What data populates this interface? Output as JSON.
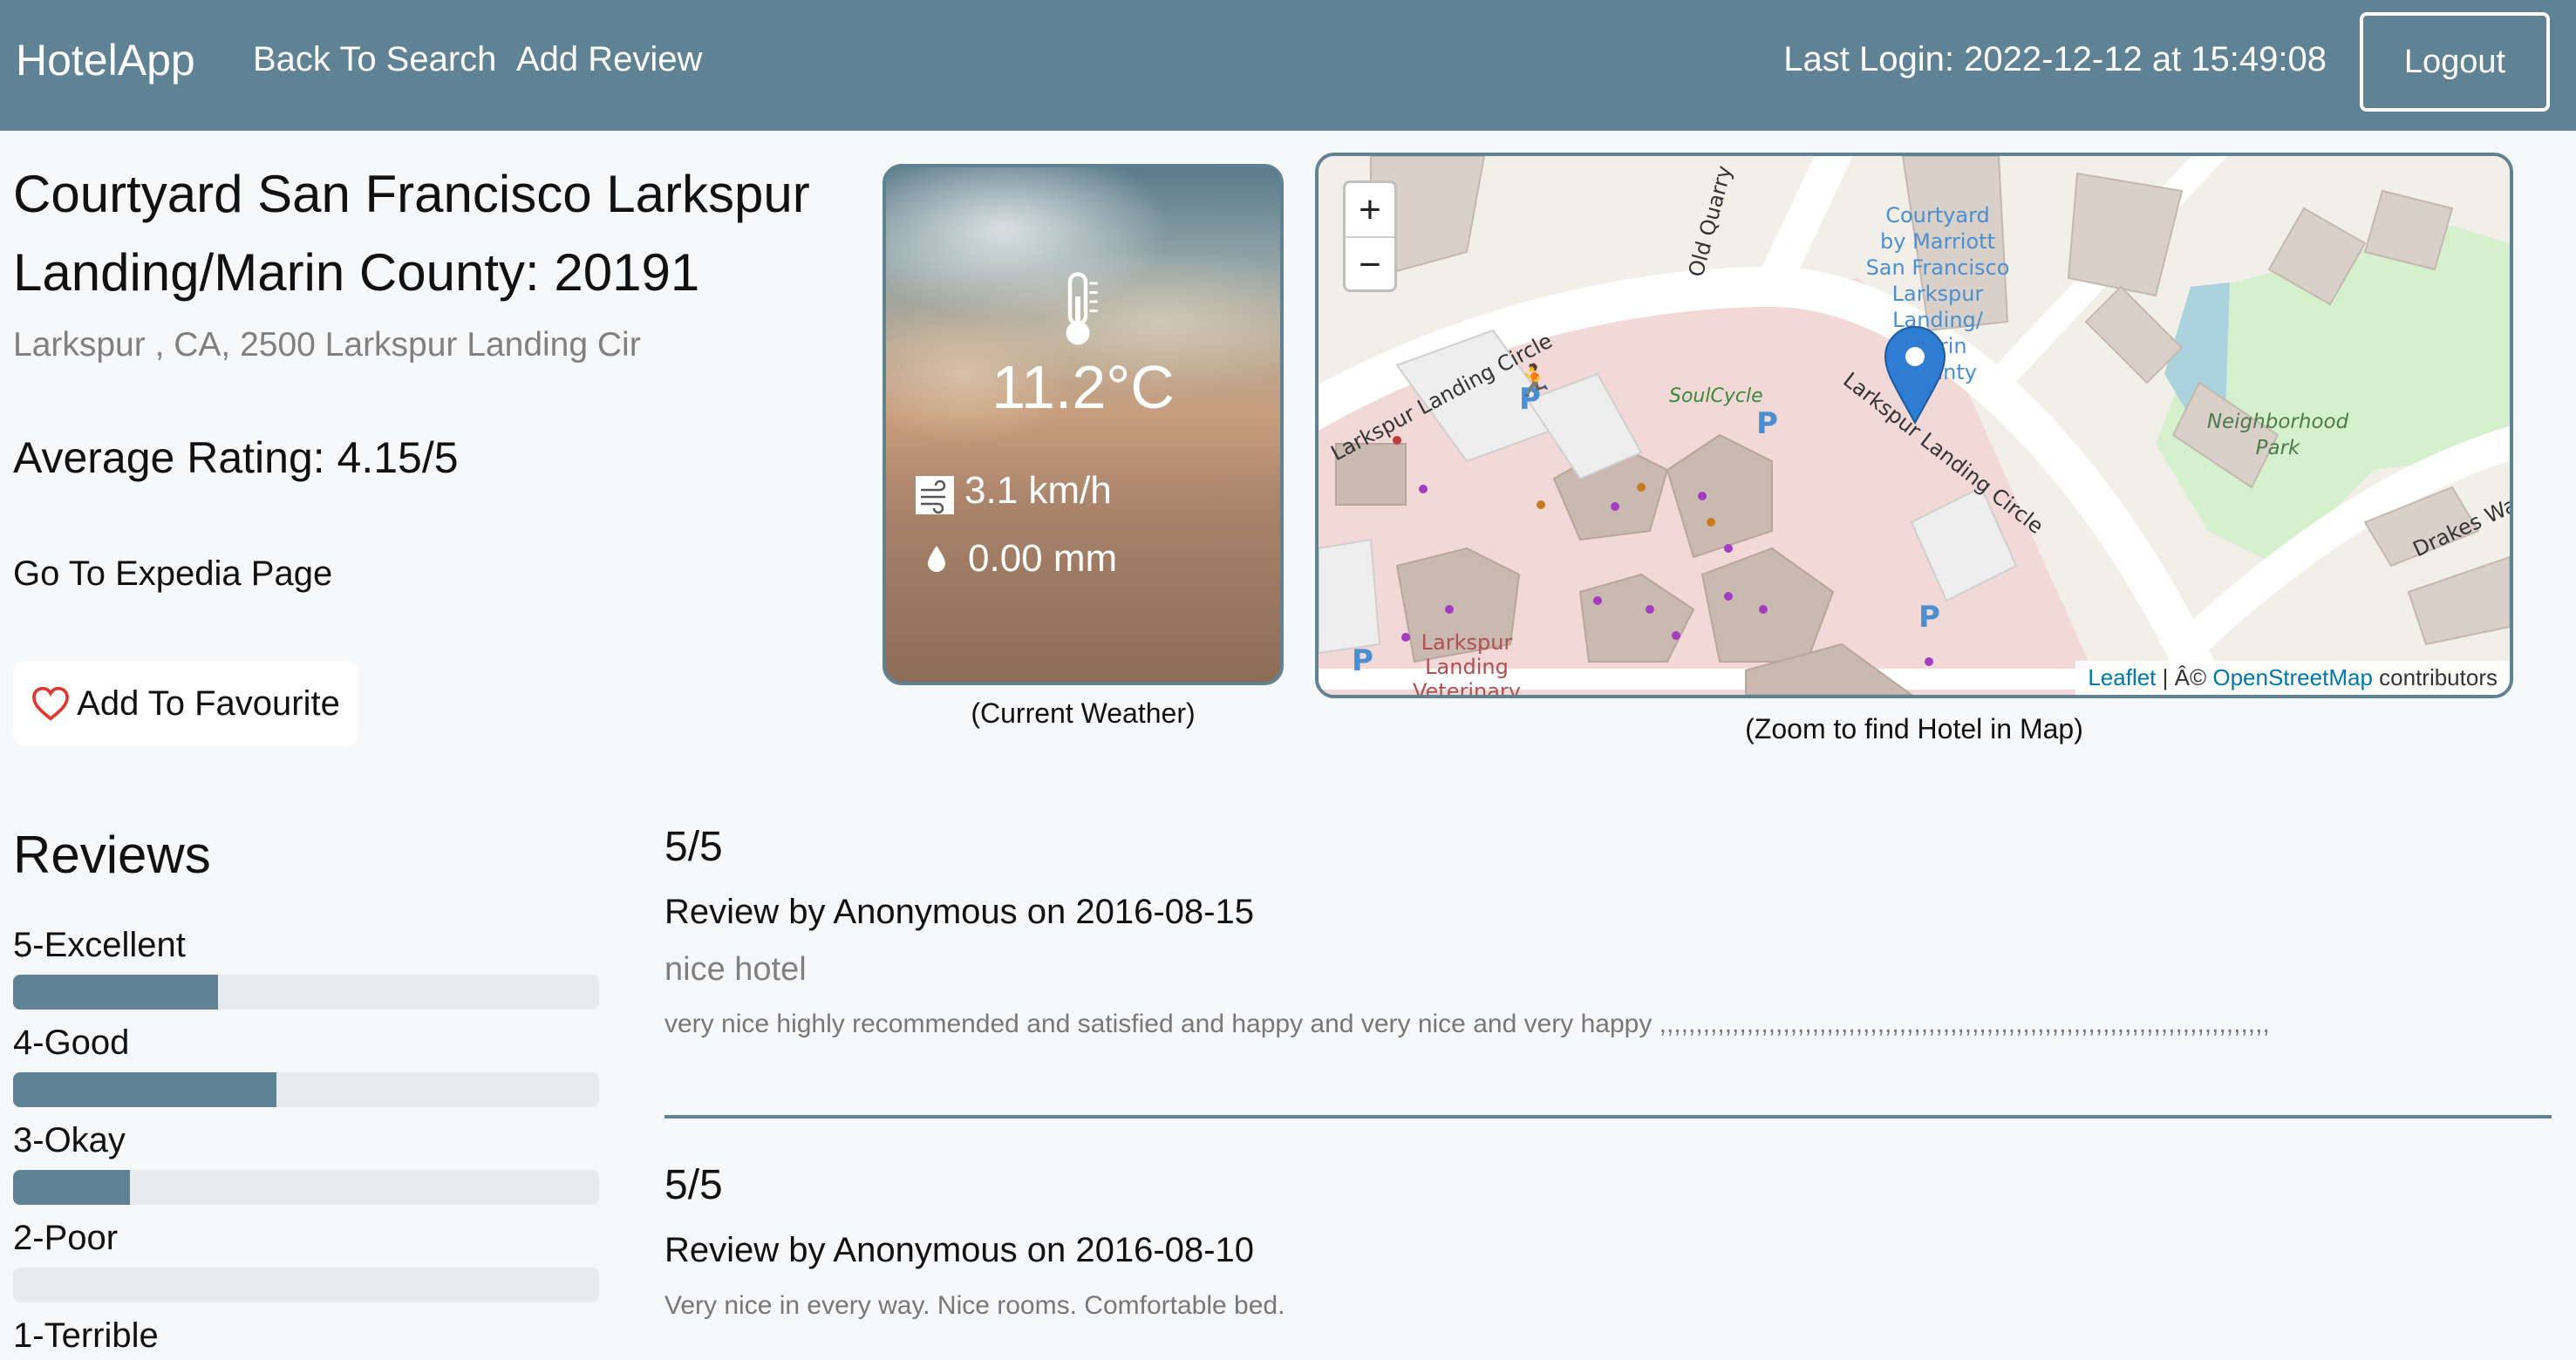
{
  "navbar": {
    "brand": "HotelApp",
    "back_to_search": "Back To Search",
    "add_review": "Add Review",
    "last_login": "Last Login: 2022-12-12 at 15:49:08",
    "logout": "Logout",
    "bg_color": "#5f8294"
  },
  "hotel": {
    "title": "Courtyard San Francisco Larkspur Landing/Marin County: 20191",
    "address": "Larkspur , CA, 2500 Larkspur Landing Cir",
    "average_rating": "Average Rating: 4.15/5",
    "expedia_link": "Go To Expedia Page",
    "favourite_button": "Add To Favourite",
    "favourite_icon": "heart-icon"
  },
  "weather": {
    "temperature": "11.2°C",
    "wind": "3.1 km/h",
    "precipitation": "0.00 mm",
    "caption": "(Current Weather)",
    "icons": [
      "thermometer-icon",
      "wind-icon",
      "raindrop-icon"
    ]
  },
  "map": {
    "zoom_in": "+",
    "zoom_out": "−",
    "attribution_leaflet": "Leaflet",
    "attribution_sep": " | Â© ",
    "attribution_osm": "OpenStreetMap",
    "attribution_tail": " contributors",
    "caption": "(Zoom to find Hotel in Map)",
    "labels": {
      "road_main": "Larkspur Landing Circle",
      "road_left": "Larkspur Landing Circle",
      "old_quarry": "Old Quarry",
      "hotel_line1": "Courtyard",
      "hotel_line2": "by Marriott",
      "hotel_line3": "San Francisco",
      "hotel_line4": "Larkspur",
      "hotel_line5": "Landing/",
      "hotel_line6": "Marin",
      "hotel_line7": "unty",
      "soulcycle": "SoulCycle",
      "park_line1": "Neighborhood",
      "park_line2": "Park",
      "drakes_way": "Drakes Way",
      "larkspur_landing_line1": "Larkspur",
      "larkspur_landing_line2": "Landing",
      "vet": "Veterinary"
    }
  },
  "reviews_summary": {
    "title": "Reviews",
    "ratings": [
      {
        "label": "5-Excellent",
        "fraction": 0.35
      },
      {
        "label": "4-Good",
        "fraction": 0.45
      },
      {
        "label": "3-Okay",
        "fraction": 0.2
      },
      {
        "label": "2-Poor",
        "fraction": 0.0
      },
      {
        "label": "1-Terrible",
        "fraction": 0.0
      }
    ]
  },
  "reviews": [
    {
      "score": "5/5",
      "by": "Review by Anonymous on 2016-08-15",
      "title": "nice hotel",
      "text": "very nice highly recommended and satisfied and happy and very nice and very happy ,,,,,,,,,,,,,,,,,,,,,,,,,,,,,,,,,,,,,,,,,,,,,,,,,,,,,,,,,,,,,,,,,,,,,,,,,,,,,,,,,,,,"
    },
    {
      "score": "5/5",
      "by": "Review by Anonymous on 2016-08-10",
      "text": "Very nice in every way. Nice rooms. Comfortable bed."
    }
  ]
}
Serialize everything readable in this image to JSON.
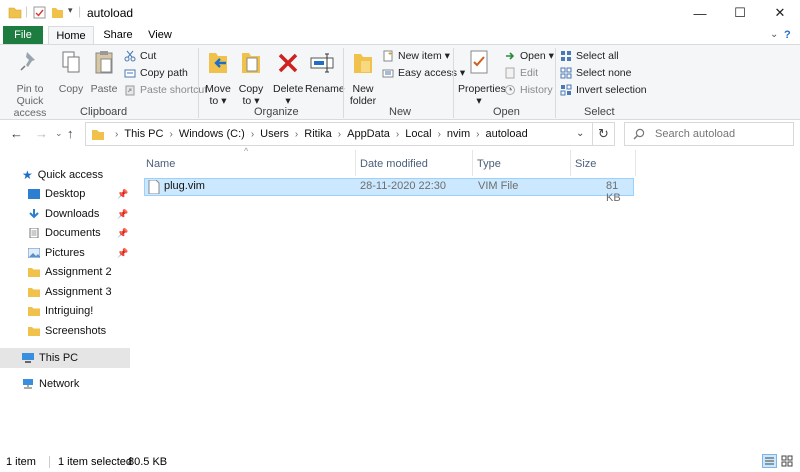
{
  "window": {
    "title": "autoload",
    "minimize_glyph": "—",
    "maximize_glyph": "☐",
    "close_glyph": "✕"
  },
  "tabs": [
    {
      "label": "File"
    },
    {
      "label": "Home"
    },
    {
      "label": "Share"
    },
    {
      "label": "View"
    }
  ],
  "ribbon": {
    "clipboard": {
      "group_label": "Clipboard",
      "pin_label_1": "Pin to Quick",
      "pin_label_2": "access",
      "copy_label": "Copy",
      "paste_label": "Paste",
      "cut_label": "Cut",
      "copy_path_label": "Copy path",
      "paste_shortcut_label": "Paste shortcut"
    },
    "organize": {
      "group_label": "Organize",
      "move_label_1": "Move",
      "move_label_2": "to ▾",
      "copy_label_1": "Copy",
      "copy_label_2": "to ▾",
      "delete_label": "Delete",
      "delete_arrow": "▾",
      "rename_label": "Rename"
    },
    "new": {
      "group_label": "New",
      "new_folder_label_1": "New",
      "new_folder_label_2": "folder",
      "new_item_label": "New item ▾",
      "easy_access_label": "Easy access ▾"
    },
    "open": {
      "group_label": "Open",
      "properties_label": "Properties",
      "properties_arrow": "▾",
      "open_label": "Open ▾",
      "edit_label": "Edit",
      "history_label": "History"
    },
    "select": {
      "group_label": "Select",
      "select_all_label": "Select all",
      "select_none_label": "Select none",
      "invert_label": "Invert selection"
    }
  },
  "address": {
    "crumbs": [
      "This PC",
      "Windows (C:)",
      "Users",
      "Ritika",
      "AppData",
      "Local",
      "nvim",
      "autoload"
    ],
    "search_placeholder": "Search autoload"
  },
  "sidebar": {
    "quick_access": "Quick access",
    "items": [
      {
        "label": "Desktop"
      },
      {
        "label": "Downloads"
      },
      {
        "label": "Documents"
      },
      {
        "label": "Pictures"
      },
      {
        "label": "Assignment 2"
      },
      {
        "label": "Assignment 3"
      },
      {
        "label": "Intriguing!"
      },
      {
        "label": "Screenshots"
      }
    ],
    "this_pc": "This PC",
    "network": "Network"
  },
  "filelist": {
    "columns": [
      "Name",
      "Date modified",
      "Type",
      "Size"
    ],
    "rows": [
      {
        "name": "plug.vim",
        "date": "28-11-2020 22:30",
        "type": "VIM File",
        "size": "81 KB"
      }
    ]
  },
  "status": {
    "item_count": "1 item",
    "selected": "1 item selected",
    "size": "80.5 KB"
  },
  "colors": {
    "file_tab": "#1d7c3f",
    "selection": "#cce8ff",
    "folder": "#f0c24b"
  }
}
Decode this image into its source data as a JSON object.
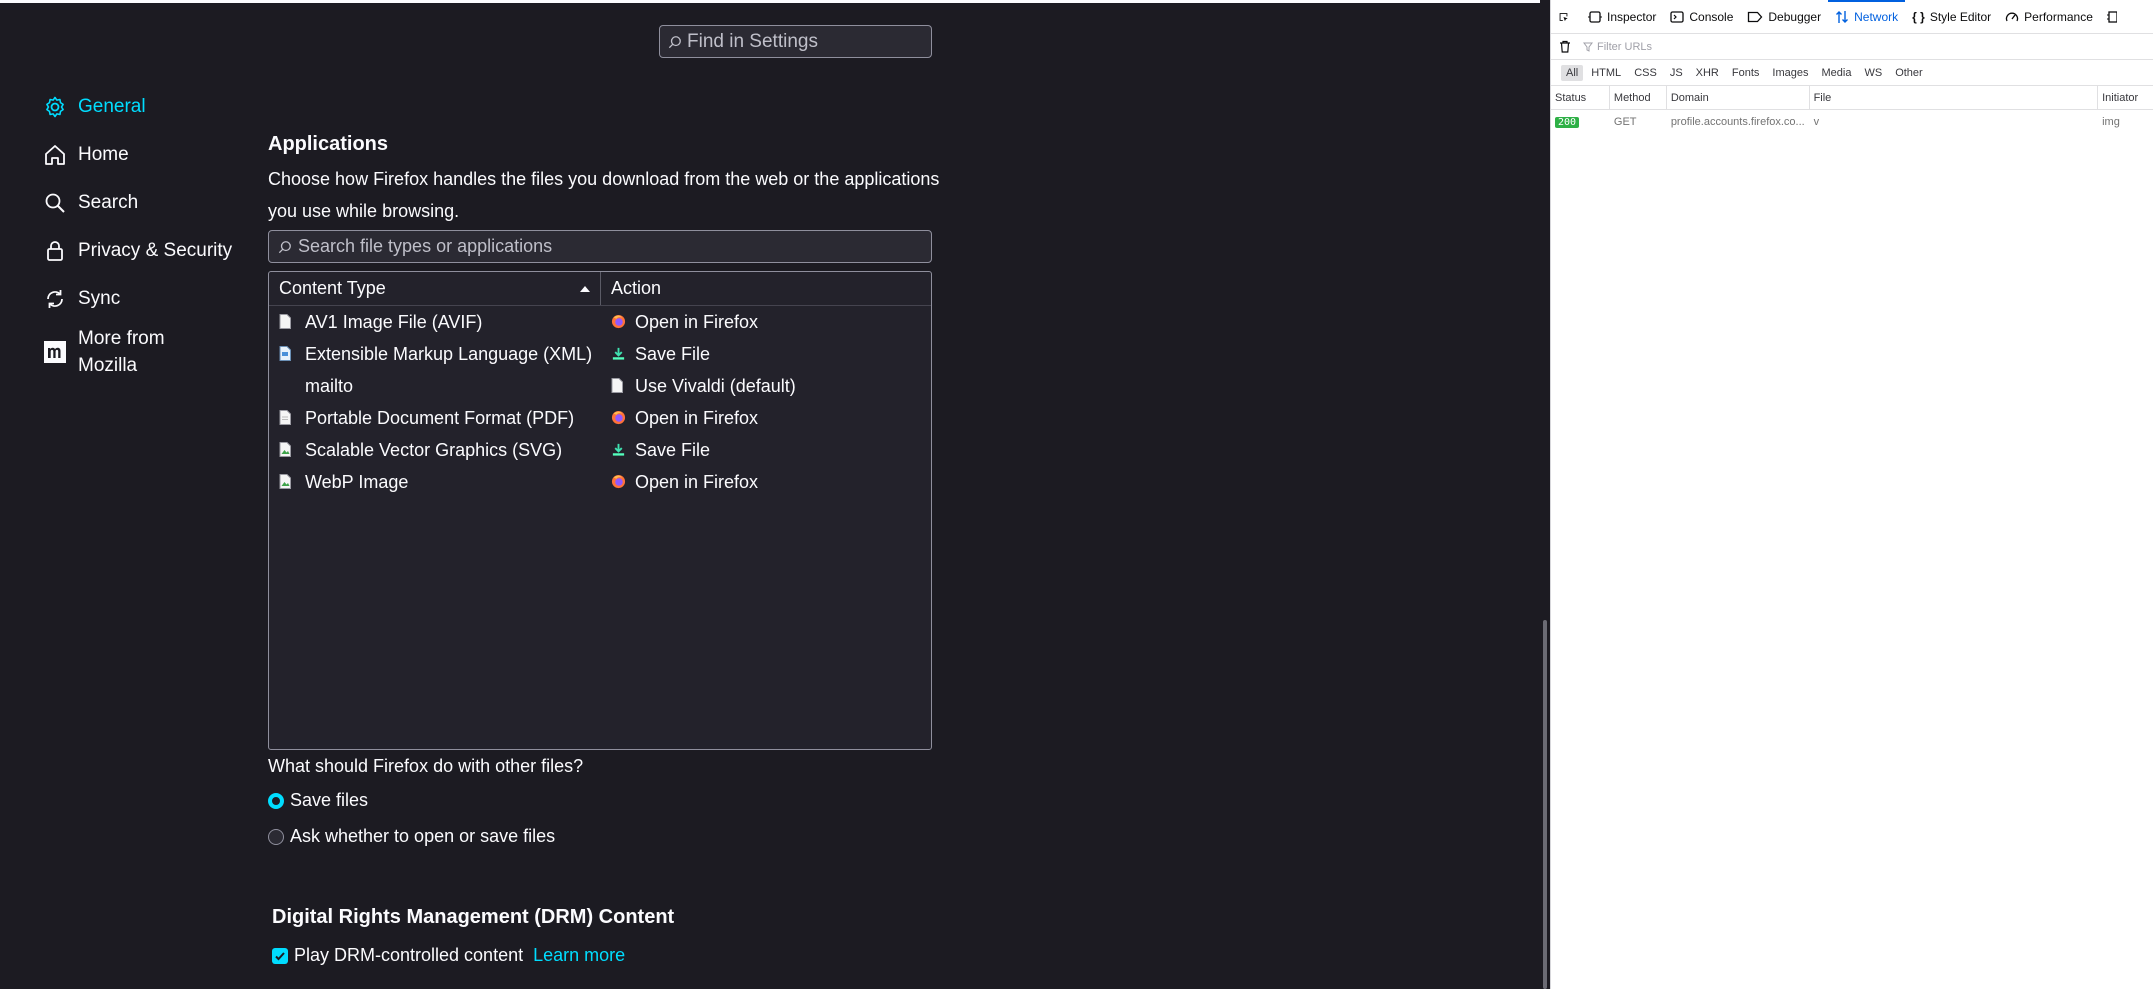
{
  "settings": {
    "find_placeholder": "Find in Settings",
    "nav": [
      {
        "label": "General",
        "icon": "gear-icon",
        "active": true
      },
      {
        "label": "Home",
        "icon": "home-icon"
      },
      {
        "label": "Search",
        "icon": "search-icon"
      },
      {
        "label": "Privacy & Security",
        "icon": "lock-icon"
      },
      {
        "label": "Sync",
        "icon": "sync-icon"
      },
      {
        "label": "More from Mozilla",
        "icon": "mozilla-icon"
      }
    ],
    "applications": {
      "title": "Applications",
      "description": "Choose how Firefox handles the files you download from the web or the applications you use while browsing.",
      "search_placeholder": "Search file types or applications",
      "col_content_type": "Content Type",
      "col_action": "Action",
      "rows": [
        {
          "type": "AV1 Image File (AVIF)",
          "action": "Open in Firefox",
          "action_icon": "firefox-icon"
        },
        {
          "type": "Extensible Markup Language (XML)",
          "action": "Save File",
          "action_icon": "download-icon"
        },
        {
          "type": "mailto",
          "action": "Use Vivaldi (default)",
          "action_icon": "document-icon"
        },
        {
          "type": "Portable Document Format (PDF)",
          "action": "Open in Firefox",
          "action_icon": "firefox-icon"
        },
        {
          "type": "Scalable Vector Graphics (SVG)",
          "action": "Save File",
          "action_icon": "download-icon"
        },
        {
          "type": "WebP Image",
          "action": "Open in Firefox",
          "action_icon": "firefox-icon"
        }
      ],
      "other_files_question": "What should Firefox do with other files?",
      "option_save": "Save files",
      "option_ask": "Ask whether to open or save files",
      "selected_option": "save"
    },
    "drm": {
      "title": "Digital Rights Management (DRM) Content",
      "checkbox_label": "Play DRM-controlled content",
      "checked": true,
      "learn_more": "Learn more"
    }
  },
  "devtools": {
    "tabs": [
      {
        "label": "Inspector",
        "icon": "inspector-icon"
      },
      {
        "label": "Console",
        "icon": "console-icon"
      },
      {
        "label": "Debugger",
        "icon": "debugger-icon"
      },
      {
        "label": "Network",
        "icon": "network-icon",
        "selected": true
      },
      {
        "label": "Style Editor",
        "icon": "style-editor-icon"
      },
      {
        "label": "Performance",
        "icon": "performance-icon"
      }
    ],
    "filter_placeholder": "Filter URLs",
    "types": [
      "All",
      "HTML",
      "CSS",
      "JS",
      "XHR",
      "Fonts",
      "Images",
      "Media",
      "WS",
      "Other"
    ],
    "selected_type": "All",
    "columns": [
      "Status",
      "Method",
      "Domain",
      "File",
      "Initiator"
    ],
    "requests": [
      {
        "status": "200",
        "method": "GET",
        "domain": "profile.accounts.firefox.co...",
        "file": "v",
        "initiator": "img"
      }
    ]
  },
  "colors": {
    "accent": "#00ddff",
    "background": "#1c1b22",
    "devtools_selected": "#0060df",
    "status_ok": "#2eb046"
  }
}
------------------------------
OBJECTIVE »
Show each line of the listing that holds the string "Paste".

TASK RESULT »
      "paste_label": "Paste",
      "paste_shortcut_label": "Paste shortcut"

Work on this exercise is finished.